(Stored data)
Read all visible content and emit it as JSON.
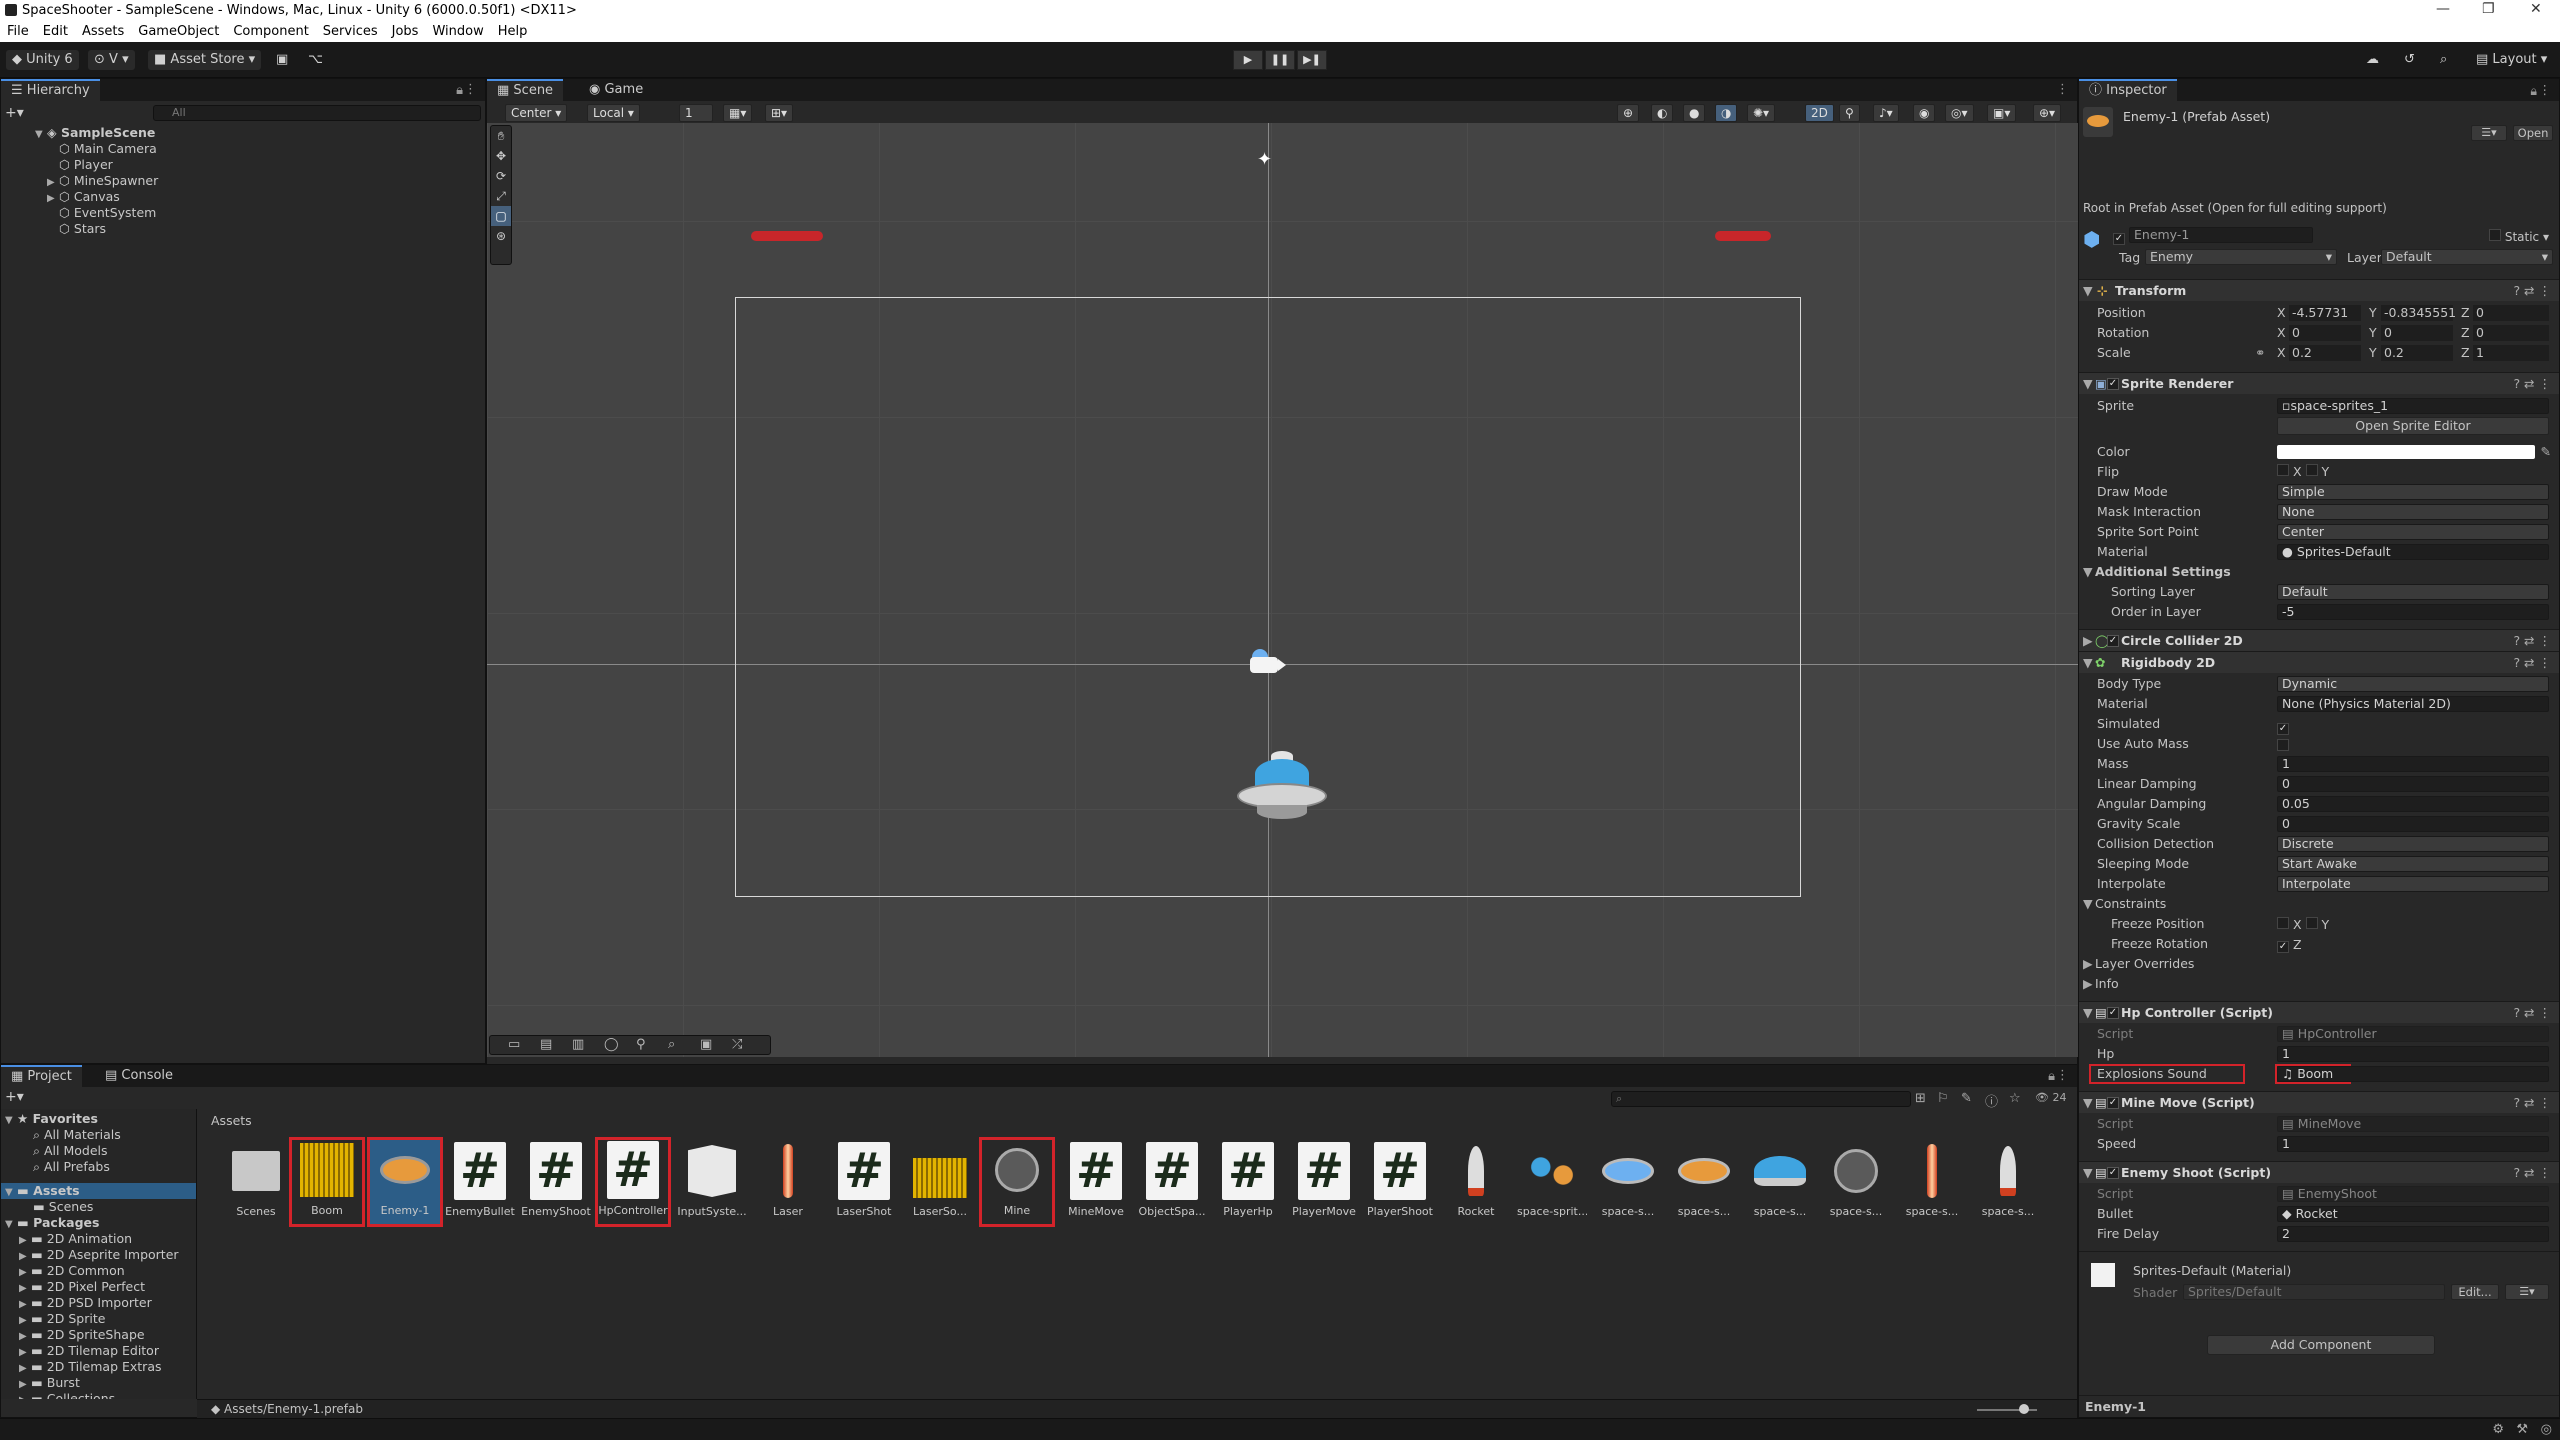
{
  "window": {
    "title": "SpaceShooter - SampleScene - Windows, Mac, Linux - Unity 6 (6000.0.50f1) <DX11>"
  },
  "menu": [
    "File",
    "Edit",
    "Assets",
    "GameObject",
    "Component",
    "Services",
    "Jobs",
    "Window",
    "Help"
  ],
  "toolbar": {
    "account": "Unity 6",
    "vcs": "V",
    "asset_store": "Asset Store",
    "layout": "Layout"
  },
  "hierarchy": {
    "tab": "Hierarchy",
    "search_placeholder": "All",
    "scene": "SampleScene",
    "items": [
      "Main Camera",
      "Player",
      "MineSpawner",
      "Canvas",
      "EventSystem",
      "Stars"
    ]
  },
  "scene": {
    "tabs": [
      "Scene",
      "Game"
    ],
    "pivot": "Center",
    "space": "Local",
    "snap": "1",
    "mode2d": "2D"
  },
  "inspector": {
    "tab": "Inspector",
    "object": "Enemy-1 (Prefab Asset)",
    "open": "Open",
    "root_note": "Root in Prefab Asset (Open for full editing support)",
    "name": "Enemy-1",
    "static": "Static",
    "tag_label": "Tag",
    "tag": "Enemy",
    "layer_label": "Layer",
    "layer": "Default",
    "transform": {
      "title": "Transform",
      "position": {
        "label": "Position",
        "x": "-4.57731",
        "y": "-0.8345551",
        "z": "0"
      },
      "rotation": {
        "label": "Rotation",
        "x": "0",
        "y": "0",
        "z": "0"
      },
      "scale": {
        "label": "Scale",
        "x": "0.2",
        "y": "0.2",
        "z": "1"
      }
    },
    "sprite_renderer": {
      "title": "Sprite Renderer",
      "sprite_label": "Sprite",
      "sprite": "space-sprites_1",
      "open_editor": "Open Sprite Editor",
      "color_label": "Color",
      "flip_label": "Flip",
      "flip_x": "X",
      "flip_y": "Y",
      "draw_mode_label": "Draw Mode",
      "draw_mode": "Simple",
      "mask_label": "Mask Interaction",
      "mask": "None",
      "sort_point_label": "Sprite Sort Point",
      "sort_point": "Center",
      "material_label": "Material",
      "material": "Sprites-Default",
      "additional": "Additional Settings",
      "sorting_layer_label": "Sorting Layer",
      "sorting_layer": "Default",
      "order_label": "Order in Layer",
      "order": "-5"
    },
    "circle_collider": {
      "title": "Circle Collider 2D"
    },
    "rigidbody": {
      "title": "Rigidbody 2D",
      "rows": [
        {
          "label": "Body Type",
          "value": "Dynamic"
        },
        {
          "label": "Material",
          "value": "None (Physics Material 2D)"
        },
        {
          "label": "Simulated",
          "value": "✓"
        },
        {
          "label": "Use Auto Mass",
          "value": ""
        },
        {
          "label": "Mass",
          "value": "1"
        },
        {
          "label": "Linear Damping",
          "value": "0"
        },
        {
          "label": "Angular Damping",
          "value": "0.05"
        },
        {
          "label": "Gravity Scale",
          "value": "0"
        },
        {
          "label": "Collision Detection",
          "value": "Discrete"
        },
        {
          "label": "Sleeping Mode",
          "value": "Start Awake"
        },
        {
          "label": "Interpolate",
          "value": "Interpolate"
        }
      ],
      "constraints": "Constraints",
      "freeze_pos": "Freeze Position",
      "freeze_rot": "Freeze Rotation",
      "x": "X",
      "y": "Y",
      "z": "Z",
      "layer_overrides": "Layer Overrides",
      "info": "Info"
    },
    "hp_controller": {
      "title": "Hp Controller (Script)",
      "script_label": "Script",
      "script": "HpController",
      "hp_label": "Hp",
      "hp": "1",
      "sound_label": "Explosions Sound",
      "sound": "Boom"
    },
    "mine_move": {
      "title": "Mine Move (Script)",
      "script_label": "Script",
      "script": "MineMove",
      "speed_label": "Speed",
      "speed": "1"
    },
    "enemy_shoot": {
      "title": "Enemy Shoot (Script)",
      "script_label": "Script",
      "script": "EnemyShoot",
      "bullet_label": "Bullet",
      "bullet": "Rocket",
      "delay_label": "Fire Delay",
      "delay": "2"
    },
    "material_section": {
      "name": "Sprites-Default (Material)",
      "shader_label": "Shader",
      "shader": "Sprites/Default",
      "edit": "Edit..."
    },
    "add_component": "Add Component",
    "footer": "Enemy-1"
  },
  "project": {
    "tabs": [
      "Project",
      "Console"
    ],
    "breadcrumb": "Assets",
    "count": "24",
    "favorites": {
      "label": "Favorites",
      "items": [
        "All Materials",
        "All Models",
        "All Prefabs"
      ]
    },
    "assets_label": "Assets",
    "scenes": "Scenes",
    "packages_label": "Packages",
    "packages": [
      "2D Animation",
      "2D Aseprite Importer",
      "2D Common",
      "2D Pixel Perfect",
      "2D PSD Importer",
      "2D Sprite",
      "2D SpriteShape",
      "2D Tilemap Editor",
      "2D Tilemap Extras",
      "Burst",
      "Collections"
    ],
    "assets": [
      "Scenes",
      "Boom",
      "Enemy-1",
      "EnemyBullet",
      "EnemyShoot",
      "HpController",
      "InputSyste...",
      "Laser",
      "LaserShot",
      "LaserSo...",
      "Mine",
      "MineMove",
      "ObjectSpa...",
      "PlayerHp",
      "PlayerMove",
      "PlayerShoot",
      "Rocket",
      "space-sprit...",
      "space-s...",
      "space-s...",
      "space-s...",
      "space-s...",
      "space-s...",
      "space-s..."
    ],
    "path": "Assets/Enemy-1.prefab"
  }
}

→ Required task
Show all lines above holding "Open".

→ Reply to the task
    "open": "Open",
    "root_note": "Root in Prefab Asset (Open for full editing support)",
      "open_editor": "Open Sprite Editor",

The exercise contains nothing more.